#### Challenge:
Output all entries verbatim. Skip pictures.

#### Material provided:
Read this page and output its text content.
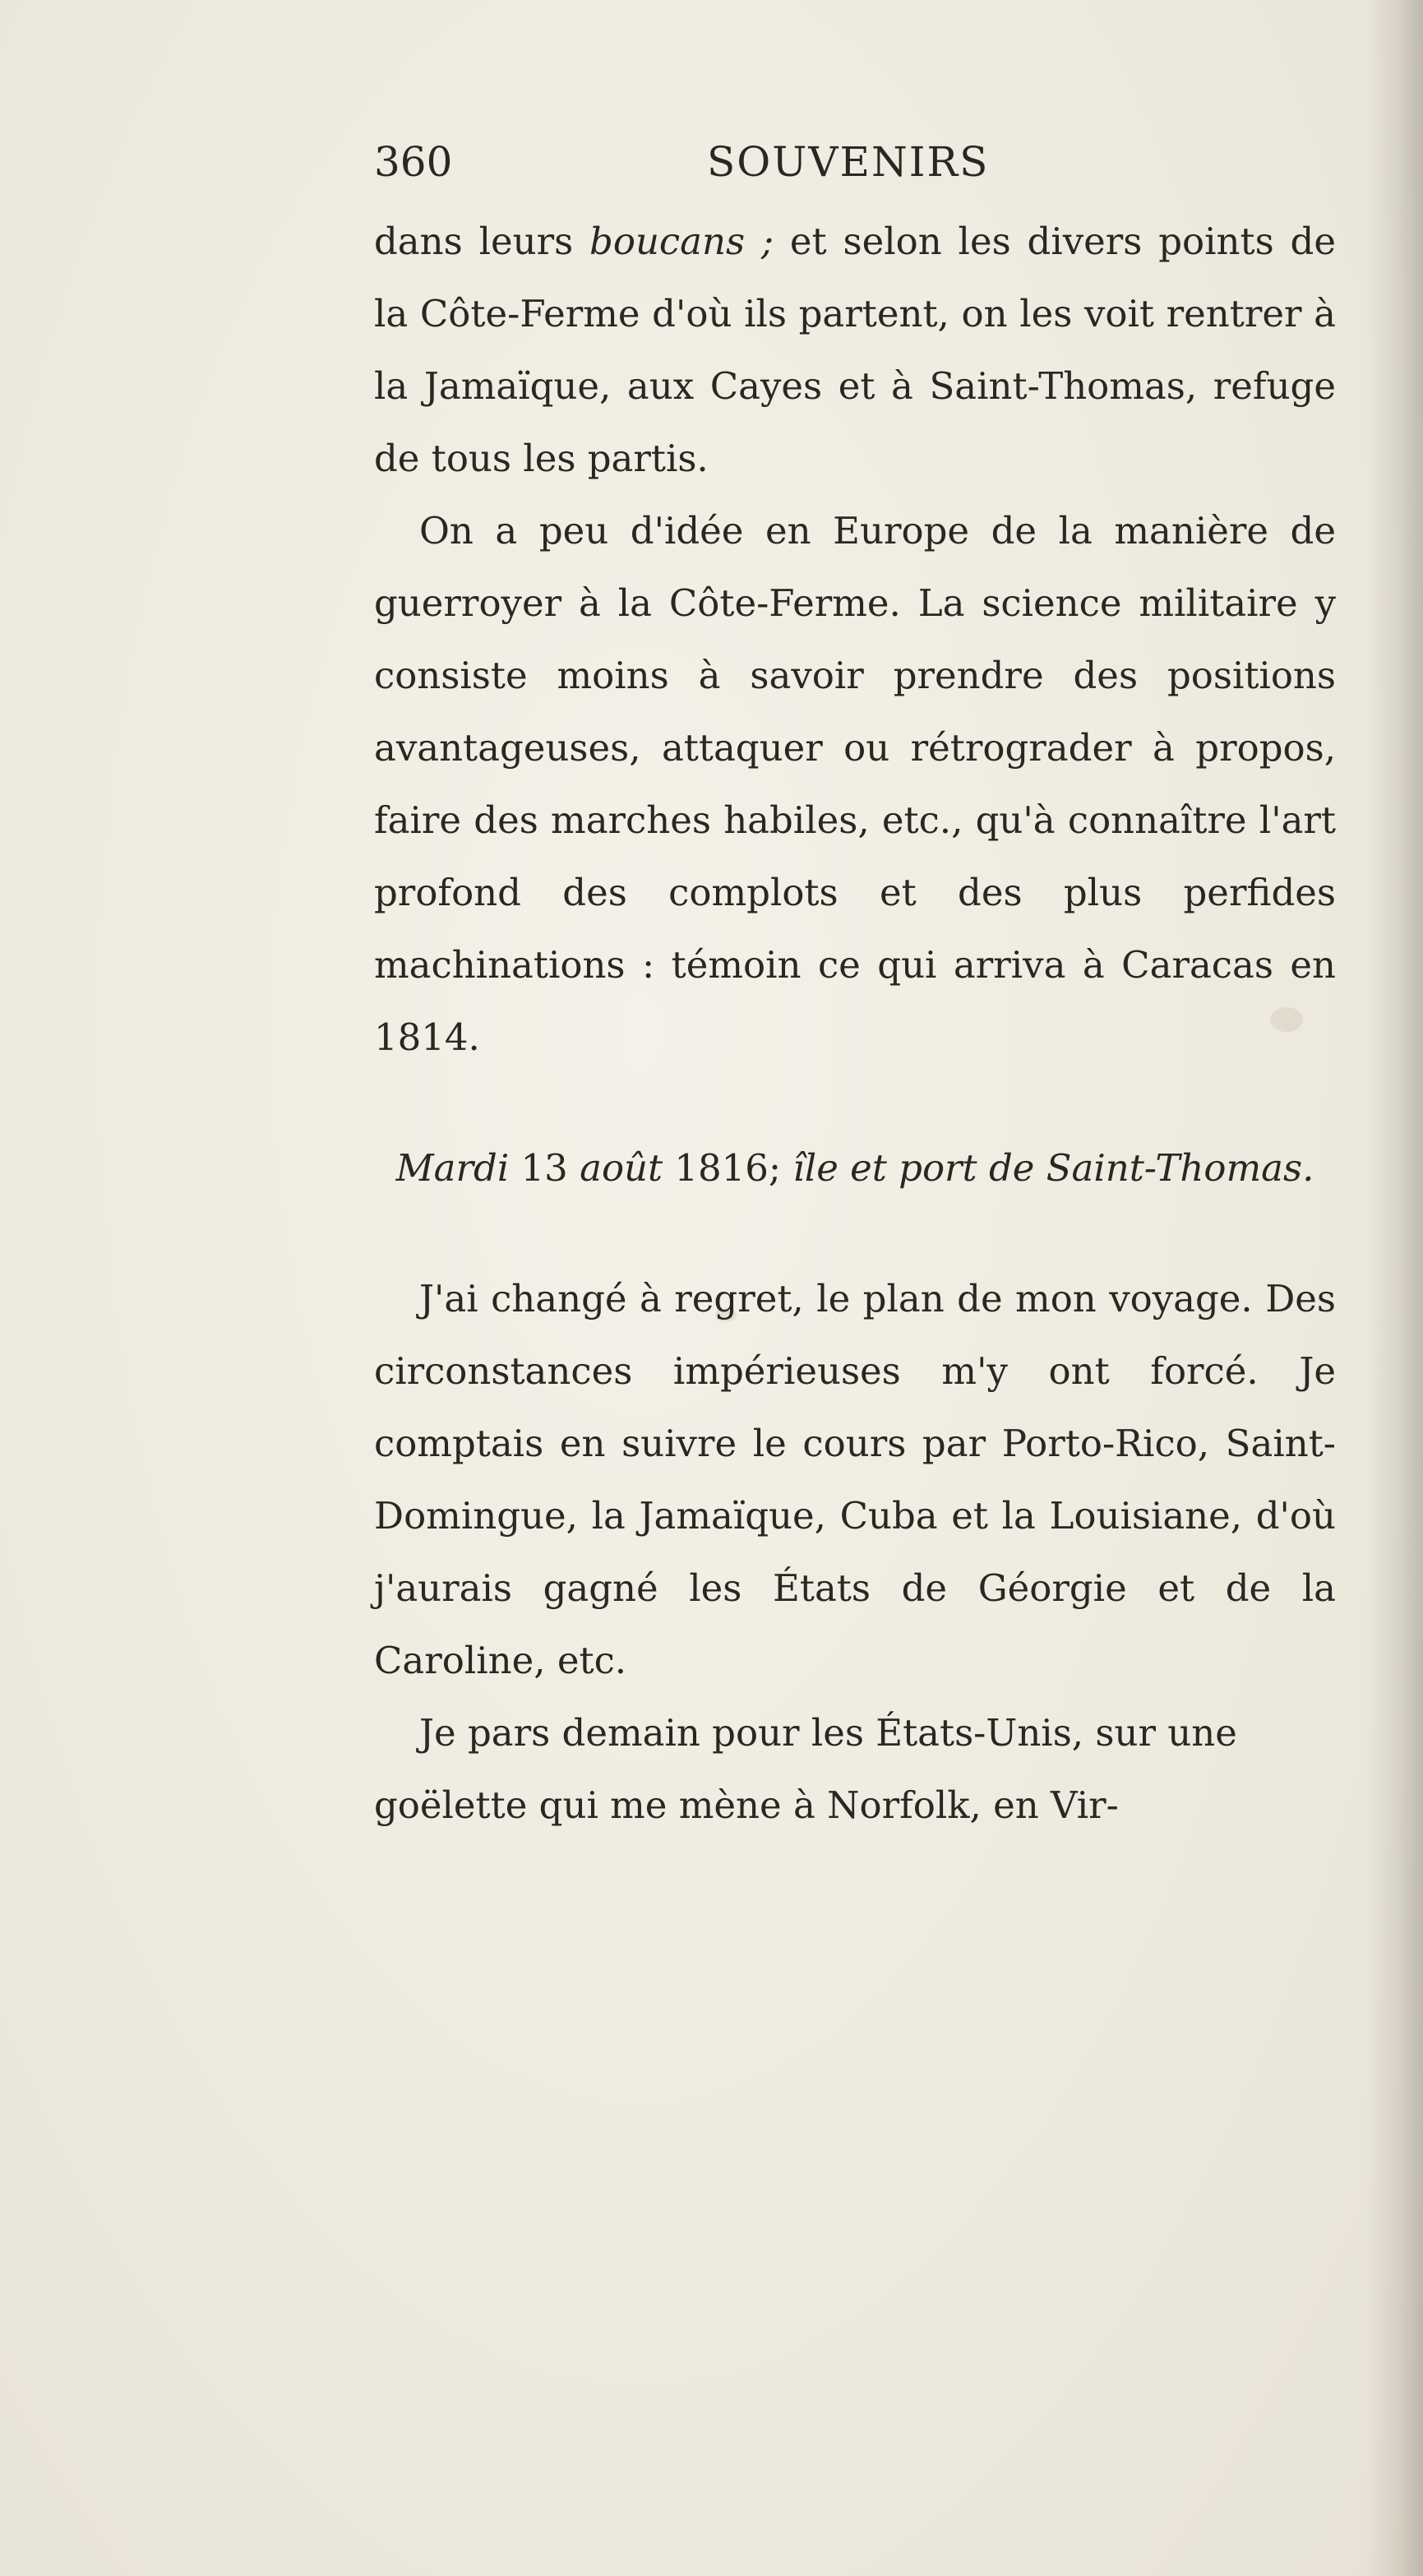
360	SOUVENIRS

dans leurs boucans ; et selon les divers points de la Côte-Ferme d'où ils partent, on les voit rentrer à la Jamaïque, aux Cayes et à Saint-Thomas, refuge de tous les partis.

On a peu d'idée en Europe de la manière de guerroyer à la Côte-Ferme. La science militaire y consiste moins à savoir prendre des positions avantageuses, attaquer ou rétrograder à propos, faire des marches habiles, etc., qu'à connaître l'art profond des complots et des plus perfides machinations : témoin ce qui arriva à Caracas en 1814.

Mardi 13 août 1816; île et port de Saint-Thomas.

J'ai changé à regret, le plan de mon voyage. Des circonstances impérieuses m'y ont forcé. Je comptais en suivre le cours par Porto-Rico, Saint-Domingue, la Jamaïque, Cuba et la Louisiane, d'où j'aurais gagné les États de Géorgie et de la Caroline, etc.

Je pars demain pour les États-Unis, sur une goëlette qui me mène à Norfolk, en Vir-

#### Written response:
Read this page and output its text content.
360	SOUVENIRS

dans leurs boucans ; et selon les divers points de la Côte-Ferme d'où ils partent, on les voit rentrer à la Jamaïque, aux Cayes et à Saint-Thomas, refuge de tous les partis.

On a peu d'idée en Europe de la manière de guerroyer à la Côte-Ferme. La science militaire y consiste moins à savoir prendre des positions avantageuses, attaquer ou rétrograder à propos, faire des marches habiles, etc., qu'à connaître l'art profond des complots et des plus perfides machinations : témoin ce qui arriva à Caracas en 1814.

Mardi 13 août 1816; île et port de Saint-Thomas.

J'ai changé à regret, le plan de mon voyage. Des circonstances impérieuses m'y ont forcé. Je comptais en suivre le cours par Porto-Rico, Saint-Domingue, la Jamaïque, Cuba et la Louisiane, d'où j'aurais gagné les États de Géorgie et de la Caroline, etc.

Je pars demain pour les États-Unis, sur une goëlette qui me mène à Norfolk, en Vir-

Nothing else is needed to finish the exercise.